▸ Exercise requirements
Carry on the passage about support systems and finding life lessons on the path to motherhood, beginning after its final sentence. Ignore the material that follows it.

───── Source extract

Finally make sure you have a support system.  Be brutal about who you involve. For example, if your parents or friends project their own concerns onto you when you are already stressed, be vigilant about giving them as little information as possible.  And make sure you have a trusted friend, mentor, advisor etc that can listen to you without projecting anything onto you. Don’t be afraid to coach them about how to best support you. Some ideas of things to tell people who want to support you:

* Don’t tell me it’s going to be ok

* Just listen

* Don’t ask for updates, I will tell you when I have something to report

*Please be mindful of projecting your own concerns onto me

Here’s a good article about how people can support you

Remember it’s vital that you ask people for the support you need and if necessary it’s ok, to “coach” your support people in order to get the support you need.

Stay Open To The Mystery, Finding Life Lessons

I would also invite you to open to the mysteriously unfolding nature of your path. You don’t know how it ends.  Can you stay open to the twists and turns, the disappointments and triumphs? In each can you find a lesson that will help transform you into the best mother you can be? I felt better able to deal with the often times harsh circumstances of my path, when I could think about what lesson there was to learn within it.  How could I turn this into something that would help me let go of something I didn’t want to hold onto as a mother?

──────────
───── Given information

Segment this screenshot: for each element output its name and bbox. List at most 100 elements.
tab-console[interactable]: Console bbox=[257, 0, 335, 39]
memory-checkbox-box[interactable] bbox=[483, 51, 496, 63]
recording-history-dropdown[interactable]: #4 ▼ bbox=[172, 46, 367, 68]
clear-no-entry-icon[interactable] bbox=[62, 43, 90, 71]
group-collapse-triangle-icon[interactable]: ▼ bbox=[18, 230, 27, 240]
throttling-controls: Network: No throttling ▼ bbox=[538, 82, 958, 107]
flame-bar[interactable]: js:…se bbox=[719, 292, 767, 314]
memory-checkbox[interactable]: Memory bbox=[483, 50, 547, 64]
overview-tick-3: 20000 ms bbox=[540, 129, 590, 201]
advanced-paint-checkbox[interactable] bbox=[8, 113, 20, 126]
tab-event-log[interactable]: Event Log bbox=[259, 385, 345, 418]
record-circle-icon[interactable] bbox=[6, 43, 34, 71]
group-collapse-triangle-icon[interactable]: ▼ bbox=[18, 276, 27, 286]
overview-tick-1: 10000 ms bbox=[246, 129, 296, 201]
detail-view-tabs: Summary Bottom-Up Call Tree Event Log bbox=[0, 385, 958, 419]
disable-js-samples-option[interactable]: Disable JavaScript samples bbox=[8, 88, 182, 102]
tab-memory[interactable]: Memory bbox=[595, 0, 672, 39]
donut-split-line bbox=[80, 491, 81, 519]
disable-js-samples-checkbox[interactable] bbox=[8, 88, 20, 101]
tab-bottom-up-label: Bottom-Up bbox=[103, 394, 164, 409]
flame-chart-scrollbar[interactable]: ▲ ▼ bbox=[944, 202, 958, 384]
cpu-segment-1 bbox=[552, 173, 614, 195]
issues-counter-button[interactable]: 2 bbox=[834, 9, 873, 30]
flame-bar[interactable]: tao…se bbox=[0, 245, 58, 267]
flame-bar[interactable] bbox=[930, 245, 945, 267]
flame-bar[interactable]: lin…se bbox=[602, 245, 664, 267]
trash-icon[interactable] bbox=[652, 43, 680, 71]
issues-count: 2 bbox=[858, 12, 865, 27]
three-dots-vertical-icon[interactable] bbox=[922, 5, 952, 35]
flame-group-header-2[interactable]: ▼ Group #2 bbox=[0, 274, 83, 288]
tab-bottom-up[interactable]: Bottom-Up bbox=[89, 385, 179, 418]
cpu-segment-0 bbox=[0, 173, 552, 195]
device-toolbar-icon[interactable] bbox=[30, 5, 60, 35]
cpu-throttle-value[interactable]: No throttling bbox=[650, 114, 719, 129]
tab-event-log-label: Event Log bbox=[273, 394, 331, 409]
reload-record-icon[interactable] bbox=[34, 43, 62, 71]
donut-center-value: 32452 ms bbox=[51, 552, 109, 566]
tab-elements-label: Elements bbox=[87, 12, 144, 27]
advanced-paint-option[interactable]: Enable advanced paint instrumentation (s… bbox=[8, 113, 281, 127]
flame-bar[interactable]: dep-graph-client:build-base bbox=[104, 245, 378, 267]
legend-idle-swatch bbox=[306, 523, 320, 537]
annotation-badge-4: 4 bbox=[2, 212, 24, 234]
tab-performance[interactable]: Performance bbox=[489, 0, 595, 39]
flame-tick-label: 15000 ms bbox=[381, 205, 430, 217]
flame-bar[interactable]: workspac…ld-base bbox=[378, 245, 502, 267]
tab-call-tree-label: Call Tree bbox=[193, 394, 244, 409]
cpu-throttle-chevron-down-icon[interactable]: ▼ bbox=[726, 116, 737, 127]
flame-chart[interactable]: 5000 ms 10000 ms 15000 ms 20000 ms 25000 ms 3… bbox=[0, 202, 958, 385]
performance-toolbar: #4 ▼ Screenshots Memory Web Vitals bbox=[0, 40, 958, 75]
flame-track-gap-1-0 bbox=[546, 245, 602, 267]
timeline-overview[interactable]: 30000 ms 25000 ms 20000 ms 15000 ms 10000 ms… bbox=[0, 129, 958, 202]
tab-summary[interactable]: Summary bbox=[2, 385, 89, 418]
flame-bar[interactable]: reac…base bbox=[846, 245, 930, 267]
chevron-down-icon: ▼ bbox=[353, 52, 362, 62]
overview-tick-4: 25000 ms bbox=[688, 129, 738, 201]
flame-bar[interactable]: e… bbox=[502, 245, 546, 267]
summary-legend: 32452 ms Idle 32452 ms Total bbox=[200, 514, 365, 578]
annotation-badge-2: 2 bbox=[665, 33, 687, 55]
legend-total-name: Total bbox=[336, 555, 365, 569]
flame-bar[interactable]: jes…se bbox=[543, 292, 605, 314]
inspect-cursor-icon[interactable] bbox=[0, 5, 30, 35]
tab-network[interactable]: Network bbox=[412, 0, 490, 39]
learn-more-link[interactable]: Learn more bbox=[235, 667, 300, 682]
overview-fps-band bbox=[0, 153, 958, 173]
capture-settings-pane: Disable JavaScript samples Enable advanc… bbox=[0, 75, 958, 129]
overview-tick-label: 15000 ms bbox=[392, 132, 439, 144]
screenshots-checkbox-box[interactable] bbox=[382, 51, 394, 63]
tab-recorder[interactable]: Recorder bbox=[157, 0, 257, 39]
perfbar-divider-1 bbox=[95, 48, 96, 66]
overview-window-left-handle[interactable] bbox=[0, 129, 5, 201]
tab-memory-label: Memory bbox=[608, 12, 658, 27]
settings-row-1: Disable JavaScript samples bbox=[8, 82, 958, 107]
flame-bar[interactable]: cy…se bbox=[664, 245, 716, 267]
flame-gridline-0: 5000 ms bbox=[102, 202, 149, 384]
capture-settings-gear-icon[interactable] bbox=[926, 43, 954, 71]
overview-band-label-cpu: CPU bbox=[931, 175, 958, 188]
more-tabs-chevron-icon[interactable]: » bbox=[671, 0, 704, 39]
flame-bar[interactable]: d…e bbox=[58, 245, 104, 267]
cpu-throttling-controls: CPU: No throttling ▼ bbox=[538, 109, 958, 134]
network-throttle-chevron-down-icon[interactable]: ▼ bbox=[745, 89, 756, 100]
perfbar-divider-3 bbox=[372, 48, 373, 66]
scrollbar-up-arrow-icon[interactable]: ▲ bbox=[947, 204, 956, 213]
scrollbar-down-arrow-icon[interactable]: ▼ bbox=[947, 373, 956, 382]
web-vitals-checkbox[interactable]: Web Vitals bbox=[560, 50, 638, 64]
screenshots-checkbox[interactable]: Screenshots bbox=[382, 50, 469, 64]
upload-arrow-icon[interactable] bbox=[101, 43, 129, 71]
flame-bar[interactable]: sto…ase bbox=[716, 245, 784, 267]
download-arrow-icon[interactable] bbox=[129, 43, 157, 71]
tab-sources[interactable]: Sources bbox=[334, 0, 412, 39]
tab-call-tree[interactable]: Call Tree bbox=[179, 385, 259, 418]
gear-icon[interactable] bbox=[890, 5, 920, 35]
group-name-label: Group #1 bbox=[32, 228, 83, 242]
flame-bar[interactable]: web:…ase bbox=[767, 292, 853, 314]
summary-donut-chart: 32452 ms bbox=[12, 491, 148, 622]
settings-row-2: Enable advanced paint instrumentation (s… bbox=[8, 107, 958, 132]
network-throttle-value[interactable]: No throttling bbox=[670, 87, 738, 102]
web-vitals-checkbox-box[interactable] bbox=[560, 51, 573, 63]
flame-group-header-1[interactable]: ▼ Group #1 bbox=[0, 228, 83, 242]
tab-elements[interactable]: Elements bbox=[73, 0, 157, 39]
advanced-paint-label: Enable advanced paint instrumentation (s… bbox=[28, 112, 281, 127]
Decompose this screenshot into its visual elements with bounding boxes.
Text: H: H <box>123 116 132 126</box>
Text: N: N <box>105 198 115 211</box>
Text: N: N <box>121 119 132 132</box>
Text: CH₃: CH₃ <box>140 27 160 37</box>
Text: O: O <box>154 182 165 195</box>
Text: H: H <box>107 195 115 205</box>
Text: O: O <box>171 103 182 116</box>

──────────

▸ Task result
In addition, I tried to stay connected to the love I wanted to feel as a mother while opening to whatever was trying to unfold.  When things weren’t going as planned, could I take a step back and examine in what ways I was trying to force a certain path. Was there another path that was easier if I could open my mind to a different possibility?  When was I staying attached to something that was requiring brute force to make it happen? And in contrast, was there an easier way?

It was never an easy question. But I often felt a sense of relief when I finally had the courage to ask myself this question and re-adjust the plan.

Above all, remember that TTC is hard.  I think it was one of the most stressful times of my life.  Hang in there and be kind to yourself.